Task to carry out:
Copy out each line of the material in which the word "monitored" appears.
------ Source data ------
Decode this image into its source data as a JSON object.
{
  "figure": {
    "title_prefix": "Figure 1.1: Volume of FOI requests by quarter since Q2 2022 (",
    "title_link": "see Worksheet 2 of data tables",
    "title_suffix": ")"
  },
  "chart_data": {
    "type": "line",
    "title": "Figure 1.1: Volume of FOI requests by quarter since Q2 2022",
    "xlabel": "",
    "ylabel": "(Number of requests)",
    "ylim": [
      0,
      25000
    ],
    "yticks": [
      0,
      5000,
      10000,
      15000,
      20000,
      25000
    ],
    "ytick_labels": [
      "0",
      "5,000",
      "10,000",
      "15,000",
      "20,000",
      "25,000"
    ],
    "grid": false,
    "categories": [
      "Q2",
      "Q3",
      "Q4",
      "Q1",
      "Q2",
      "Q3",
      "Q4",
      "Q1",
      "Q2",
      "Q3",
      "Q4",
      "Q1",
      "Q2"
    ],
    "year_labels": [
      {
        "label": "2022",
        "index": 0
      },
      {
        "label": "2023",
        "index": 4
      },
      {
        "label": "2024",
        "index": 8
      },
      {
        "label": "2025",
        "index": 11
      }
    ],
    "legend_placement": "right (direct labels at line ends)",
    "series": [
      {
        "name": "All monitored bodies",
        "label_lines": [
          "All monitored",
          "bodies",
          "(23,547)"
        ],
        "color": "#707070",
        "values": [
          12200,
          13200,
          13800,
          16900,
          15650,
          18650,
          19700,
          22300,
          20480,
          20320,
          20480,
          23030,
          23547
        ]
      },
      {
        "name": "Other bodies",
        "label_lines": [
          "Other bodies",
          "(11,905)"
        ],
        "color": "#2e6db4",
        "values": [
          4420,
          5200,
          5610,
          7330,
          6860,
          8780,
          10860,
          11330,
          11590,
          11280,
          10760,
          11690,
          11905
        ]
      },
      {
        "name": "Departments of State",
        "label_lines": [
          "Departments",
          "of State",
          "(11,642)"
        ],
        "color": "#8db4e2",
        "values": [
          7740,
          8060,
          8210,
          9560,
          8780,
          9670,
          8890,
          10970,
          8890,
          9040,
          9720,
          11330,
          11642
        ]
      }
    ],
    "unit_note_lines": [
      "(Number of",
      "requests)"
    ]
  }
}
------
Solved exercise:
        "name": "All monitored bodies",
          "All monitored",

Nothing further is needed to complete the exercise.